Please return the full listing below without altering anything.

* Supplied data
● ● ● ●
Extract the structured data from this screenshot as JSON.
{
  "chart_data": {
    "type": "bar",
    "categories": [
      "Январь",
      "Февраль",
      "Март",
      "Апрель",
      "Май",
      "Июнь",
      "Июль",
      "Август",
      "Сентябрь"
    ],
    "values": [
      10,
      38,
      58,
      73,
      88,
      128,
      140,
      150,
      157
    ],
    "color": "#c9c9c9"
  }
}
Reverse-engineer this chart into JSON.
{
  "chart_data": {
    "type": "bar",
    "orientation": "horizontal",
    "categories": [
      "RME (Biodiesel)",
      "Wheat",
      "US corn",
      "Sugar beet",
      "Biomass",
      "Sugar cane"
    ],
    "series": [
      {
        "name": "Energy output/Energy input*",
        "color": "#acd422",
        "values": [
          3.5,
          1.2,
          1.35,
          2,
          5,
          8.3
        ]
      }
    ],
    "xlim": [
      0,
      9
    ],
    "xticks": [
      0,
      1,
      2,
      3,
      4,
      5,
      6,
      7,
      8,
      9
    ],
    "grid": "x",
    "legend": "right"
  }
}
● ● ● ●
* Task answer
Extract the structured data from this screenshot as JSON.
{
  "chart_data": {
    "type": "bar",
    "categories": [
      "Январь",
      "Февраль",
      "Март",
      "Апрель",
      "Май",
      "Июнь",
      "Июль",
      "Август",
      "Сентябрь"
    ],
    "values": [
      10,
      38,
      58,
      73,
      88,
      128,
      140,
      150,
      157
    ],
    "color": "#c9c9c9"
  }
}
Reverse-engineer this chart into JSON.
{
  "chart_data": {
    "type": "bar",
    "orientation": "horizontal",
    "categories": [
      "RME (Biodiesel)",
      "Wheat",
      "US corn",
      "Sugar beet",
      "Biomass",
      "Sugar cane"
    ],
    "series": [
      {
        "name": "Energy output/Energy input*",
        "color": "#acd422",
        "values": [
          3.5,
          1.2,
          1.35,
          2,
          5,
          8.3
        ]
      }
    ],
    "xlim": [
      0,
      9
    ],
    "xticks": [
      0,
      1,
      2,
      3,
      4,
      5,
      6,
      7,
      8,
      9
    ],
    "grid": "x",
    "legend": "right"
  }
}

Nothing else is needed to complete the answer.